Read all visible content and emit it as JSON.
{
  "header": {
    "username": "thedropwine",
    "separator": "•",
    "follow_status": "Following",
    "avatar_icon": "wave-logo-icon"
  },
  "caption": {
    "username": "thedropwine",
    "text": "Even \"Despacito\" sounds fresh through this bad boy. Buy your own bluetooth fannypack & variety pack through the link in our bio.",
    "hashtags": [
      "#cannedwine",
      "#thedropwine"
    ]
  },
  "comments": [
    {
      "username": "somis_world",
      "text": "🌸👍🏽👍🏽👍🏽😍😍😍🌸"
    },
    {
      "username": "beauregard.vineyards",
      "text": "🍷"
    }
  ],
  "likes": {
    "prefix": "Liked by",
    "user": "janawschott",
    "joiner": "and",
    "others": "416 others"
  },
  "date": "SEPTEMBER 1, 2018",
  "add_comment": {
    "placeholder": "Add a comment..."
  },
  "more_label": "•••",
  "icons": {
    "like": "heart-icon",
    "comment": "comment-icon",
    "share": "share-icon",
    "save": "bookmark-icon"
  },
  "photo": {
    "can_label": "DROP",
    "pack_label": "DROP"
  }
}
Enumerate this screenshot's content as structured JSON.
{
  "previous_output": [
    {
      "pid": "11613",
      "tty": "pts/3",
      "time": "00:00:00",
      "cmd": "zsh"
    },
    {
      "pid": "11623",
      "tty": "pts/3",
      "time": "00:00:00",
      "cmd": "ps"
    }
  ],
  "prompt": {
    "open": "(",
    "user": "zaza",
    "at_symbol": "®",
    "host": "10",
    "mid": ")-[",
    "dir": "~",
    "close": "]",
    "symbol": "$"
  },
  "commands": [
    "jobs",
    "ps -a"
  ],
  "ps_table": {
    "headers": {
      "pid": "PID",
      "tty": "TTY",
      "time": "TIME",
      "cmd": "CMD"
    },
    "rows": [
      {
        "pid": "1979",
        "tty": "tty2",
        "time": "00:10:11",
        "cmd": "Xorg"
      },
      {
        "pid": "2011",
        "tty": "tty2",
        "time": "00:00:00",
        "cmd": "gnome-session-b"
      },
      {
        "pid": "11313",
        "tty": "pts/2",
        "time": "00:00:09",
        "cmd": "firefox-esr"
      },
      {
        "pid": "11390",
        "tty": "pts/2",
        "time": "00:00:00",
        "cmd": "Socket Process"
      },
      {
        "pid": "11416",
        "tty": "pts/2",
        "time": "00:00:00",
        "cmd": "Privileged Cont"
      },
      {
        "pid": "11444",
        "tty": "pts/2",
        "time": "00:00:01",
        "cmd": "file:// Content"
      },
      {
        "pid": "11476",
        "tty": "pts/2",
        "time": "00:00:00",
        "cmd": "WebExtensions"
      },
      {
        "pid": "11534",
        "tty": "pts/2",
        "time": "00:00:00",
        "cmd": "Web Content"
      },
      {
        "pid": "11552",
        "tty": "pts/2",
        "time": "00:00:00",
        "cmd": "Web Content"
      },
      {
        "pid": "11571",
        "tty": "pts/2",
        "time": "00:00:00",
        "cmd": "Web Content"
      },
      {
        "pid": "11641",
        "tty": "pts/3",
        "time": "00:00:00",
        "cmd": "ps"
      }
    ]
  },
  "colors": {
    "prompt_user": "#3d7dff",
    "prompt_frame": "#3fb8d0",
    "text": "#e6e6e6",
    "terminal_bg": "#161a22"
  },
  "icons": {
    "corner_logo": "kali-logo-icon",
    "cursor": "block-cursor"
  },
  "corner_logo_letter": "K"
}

═══

What you need to do — Take the entries above and copy them out exactly.

Solution for this task —
Read all visible content and emit it as JSON.
{
  "header": {
    "username": "thedropwine",
    "separator": "•",
    "follow_status": "Following",
    "avatar_icon": "wave-logo-icon"
  },
  "caption": {
    "username": "thedropwine",
    "text": "Even \"Despacito\" sounds fresh through this bad boy. Buy your own bluetooth fannypack & variety pack through the link in our bio.",
    "hashtags": [
      "#cannedwine",
      "#thedropwine"
    ]
  },
  "comments": [
    {
      "username": "somis_world",
      "text": "🌸👍🏽👍🏽👍🏽😍😍😍🌸"
    },
    {
      "username": "beauregard.vineyards",
      "text": "🍷"
    }
  ],
  "likes": {
    "prefix": "Liked by",
    "user": "janawschott",
    "joiner": "and",
    "others": "416 others"
  },
  "date": "SEPTEMBER 1, 2018",
  "add_comment": {
    "placeholder": "Add a comment..."
  },
  "more_label": "•••",
  "icons": {
    "like": "heart-icon",
    "comment": "comment-icon",
    "share": "share-icon",
    "save": "bookmark-icon"
  },
  "photo": {
    "can_label": "DROP",
    "pack_label": "DROP"
  }
}
Enumerate this screenshot's content as structured JSON.
{
  "previous_output": [
    {
      "pid": "11613",
      "tty": "pts/3",
      "time": "00:00:00",
      "cmd": "zsh"
    },
    {
      "pid": "11623",
      "tty": "pts/3",
      "time": "00:00:00",
      "cmd": "ps"
    }
  ],
  "prompt": {
    "open": "(",
    "user": "zaza",
    "at_symbol": "®",
    "host": "10",
    "mid": ")-[",
    "dir": "~",
    "close": "]",
    "symbol": "$"
  },
  "commands": [
    "jobs",
    "ps -a"
  ],
  "ps_table": {
    "headers": {
      "pid": "PID",
      "tty": "TTY",
      "time": "TIME",
      "cmd": "CMD"
    },
    "rows": [
      {
        "pid": "1979",
        "tty": "tty2",
        "time": "00:10:11",
        "cmd": "Xorg"
      },
      {
        "pid": "2011",
        "tty": "tty2",
        "time": "00:00:00",
        "cmd": "gnome-session-b"
      },
      {
        "pid": "11313",
        "tty": "pts/2",
        "time": "00:00:09",
        "cmd": "firefox-esr"
      },
      {
        "pid": "11390",
        "tty": "pts/2",
        "time": "00:00:00",
        "cmd": "Socket Process"
      },
      {
        "pid": "11416",
        "tty": "pts/2",
        "time": "00:00:00",
        "cmd": "Privileged Cont"
      },
      {
        "pid": "11444",
        "tty": "pts/2",
        "time": "00:00:01",
        "cmd": "file:// Content"
      },
      {
        "pid": "11476",
        "tty": "pts/2",
        "time": "00:00:00",
        "cmd": "WebExtensions"
      },
      {
        "pid": "11534",
        "tty": "pts/2",
        "time": "00:00:00",
        "cmd": "Web Content"
      },
      {
        "pid": "11552",
        "tty": "pts/2",
        "time": "00:00:00",
        "cmd": "Web Content"
      },
      {
        "pid": "11571",
        "tty": "pts/2",
        "time": "00:00:00",
        "cmd": "Web Content"
      },
      {
        "pid": "11641",
        "tty": "pts/3",
        "time": "00:00:00",
        "cmd": "ps"
      }
    ]
  },
  "colors": {
    "prompt_user": "#3d7dff",
    "prompt_frame": "#3fb8d0",
    "text": "#e6e6e6",
    "terminal_bg": "#161a22"
  },
  "icons": {
    "corner_logo": "kali-logo-icon",
    "cursor": "block-cursor"
  },
  "corner_logo_letter": "K"
}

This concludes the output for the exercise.